▶ _THE PROBLEM_
Using the listing below, copy every line that mentions "Configuration".

┌─ EXERCISE DATA

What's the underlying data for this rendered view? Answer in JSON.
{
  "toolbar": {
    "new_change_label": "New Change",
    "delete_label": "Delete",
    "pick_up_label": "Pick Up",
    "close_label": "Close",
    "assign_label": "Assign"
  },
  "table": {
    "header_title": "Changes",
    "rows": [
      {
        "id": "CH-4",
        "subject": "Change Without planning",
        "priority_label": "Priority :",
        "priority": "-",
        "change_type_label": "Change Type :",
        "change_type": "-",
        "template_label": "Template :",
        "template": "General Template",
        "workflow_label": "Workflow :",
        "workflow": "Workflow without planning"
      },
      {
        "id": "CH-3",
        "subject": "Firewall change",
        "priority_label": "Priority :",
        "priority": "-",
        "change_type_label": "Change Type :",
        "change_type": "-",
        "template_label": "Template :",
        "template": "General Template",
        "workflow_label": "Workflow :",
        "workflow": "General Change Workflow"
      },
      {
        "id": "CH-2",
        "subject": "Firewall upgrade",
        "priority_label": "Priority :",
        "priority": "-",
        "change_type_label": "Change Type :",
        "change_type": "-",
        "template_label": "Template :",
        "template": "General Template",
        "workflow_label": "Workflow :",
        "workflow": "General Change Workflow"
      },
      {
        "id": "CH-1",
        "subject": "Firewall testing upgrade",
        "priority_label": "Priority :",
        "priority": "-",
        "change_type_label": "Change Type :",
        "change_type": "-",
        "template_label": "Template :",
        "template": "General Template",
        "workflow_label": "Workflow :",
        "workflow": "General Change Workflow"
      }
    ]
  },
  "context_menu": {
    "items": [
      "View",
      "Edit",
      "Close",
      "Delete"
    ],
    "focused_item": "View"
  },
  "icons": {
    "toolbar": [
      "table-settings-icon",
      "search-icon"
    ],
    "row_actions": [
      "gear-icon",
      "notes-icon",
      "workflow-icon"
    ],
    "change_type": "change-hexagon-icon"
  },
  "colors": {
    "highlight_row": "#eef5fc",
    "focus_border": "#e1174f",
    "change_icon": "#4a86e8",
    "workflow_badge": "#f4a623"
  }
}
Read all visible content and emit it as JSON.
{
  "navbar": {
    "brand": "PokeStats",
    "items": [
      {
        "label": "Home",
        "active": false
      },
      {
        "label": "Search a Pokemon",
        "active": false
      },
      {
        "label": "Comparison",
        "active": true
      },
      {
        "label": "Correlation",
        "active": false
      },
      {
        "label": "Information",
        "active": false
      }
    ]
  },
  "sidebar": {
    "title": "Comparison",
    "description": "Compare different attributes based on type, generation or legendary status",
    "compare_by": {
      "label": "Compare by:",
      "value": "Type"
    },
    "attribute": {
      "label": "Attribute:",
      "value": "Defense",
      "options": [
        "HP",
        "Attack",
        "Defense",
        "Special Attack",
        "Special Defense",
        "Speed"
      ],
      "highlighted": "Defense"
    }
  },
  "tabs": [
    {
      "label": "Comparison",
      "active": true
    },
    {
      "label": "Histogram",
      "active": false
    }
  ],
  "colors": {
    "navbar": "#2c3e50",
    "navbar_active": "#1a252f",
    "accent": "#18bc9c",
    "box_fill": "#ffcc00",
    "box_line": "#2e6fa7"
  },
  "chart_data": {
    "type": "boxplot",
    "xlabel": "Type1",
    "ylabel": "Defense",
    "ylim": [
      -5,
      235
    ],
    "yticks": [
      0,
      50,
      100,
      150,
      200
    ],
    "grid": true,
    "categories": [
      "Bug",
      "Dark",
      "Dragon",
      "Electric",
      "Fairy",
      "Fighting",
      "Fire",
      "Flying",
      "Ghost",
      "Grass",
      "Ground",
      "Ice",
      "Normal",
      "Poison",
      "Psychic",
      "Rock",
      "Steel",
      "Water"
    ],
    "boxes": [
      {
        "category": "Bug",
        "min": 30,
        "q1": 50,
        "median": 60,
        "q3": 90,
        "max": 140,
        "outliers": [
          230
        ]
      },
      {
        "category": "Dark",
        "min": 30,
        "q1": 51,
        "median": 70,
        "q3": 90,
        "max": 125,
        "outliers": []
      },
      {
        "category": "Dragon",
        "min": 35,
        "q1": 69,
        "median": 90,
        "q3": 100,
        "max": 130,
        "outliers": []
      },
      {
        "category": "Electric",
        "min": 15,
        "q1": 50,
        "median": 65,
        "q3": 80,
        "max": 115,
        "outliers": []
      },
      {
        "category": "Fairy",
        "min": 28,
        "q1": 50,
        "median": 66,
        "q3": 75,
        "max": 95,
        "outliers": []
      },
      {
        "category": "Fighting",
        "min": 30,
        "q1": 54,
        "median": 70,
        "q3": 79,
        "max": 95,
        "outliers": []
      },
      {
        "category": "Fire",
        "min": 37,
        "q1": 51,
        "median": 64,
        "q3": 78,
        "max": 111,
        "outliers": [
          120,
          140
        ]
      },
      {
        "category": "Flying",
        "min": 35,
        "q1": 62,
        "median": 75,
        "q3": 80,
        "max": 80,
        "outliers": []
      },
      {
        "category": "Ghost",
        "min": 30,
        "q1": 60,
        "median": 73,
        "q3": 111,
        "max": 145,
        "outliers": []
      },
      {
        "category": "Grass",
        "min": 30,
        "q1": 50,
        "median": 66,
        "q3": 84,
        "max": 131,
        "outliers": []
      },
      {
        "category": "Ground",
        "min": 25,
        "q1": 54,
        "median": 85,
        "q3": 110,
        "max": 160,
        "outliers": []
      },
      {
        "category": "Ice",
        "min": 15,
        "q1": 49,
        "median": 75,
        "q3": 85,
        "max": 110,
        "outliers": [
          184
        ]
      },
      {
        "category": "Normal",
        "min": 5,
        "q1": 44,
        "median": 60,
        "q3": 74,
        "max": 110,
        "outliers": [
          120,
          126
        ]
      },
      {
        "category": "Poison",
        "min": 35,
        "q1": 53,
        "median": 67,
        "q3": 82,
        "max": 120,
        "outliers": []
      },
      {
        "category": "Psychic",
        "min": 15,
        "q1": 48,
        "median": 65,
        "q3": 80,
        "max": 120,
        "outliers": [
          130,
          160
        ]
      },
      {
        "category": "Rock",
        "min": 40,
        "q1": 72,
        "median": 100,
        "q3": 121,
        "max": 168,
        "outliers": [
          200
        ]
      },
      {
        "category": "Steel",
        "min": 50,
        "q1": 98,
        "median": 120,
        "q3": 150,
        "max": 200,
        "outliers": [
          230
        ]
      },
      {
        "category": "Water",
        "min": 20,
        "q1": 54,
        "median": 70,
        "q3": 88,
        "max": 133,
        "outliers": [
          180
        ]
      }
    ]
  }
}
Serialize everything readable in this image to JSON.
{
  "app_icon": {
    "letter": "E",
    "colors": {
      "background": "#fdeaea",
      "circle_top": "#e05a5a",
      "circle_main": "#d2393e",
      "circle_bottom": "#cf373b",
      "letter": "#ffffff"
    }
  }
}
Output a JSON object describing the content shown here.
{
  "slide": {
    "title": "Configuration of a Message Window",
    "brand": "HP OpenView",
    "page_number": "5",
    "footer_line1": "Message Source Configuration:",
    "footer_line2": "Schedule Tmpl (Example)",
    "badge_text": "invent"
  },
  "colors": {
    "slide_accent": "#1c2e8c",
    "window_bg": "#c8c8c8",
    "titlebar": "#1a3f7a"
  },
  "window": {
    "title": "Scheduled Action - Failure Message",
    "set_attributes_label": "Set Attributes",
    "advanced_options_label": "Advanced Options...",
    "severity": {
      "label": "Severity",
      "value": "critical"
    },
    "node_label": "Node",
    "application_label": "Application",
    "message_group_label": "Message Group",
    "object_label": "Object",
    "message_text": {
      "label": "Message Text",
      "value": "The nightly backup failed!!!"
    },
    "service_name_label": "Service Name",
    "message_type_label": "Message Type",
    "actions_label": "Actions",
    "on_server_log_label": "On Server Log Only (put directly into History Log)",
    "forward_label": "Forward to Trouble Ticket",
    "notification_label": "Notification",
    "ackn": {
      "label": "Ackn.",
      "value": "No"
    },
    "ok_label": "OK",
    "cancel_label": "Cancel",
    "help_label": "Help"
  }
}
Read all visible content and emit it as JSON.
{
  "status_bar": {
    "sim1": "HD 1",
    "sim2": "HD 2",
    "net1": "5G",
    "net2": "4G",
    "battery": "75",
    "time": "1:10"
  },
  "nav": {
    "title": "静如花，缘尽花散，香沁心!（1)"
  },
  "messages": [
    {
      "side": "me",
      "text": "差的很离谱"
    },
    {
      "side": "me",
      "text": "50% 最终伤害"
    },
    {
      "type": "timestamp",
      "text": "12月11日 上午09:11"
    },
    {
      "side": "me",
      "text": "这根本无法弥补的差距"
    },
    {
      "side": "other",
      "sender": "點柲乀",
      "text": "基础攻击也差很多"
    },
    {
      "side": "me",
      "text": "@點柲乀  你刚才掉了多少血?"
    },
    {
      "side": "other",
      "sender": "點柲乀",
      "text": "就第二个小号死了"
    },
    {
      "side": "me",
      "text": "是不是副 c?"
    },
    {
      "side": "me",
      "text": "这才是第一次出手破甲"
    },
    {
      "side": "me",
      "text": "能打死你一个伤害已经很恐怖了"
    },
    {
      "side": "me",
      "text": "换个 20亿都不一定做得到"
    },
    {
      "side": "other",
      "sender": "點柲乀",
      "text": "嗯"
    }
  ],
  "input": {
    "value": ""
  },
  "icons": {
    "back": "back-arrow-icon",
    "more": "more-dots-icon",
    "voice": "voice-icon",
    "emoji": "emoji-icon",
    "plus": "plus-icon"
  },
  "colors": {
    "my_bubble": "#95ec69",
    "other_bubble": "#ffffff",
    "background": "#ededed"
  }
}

└─

▶ _ANSWER TO THE EXERCISE_
    "title": "Configuration of a Message Window",
    "footer_line1": "Message Source Configuration:",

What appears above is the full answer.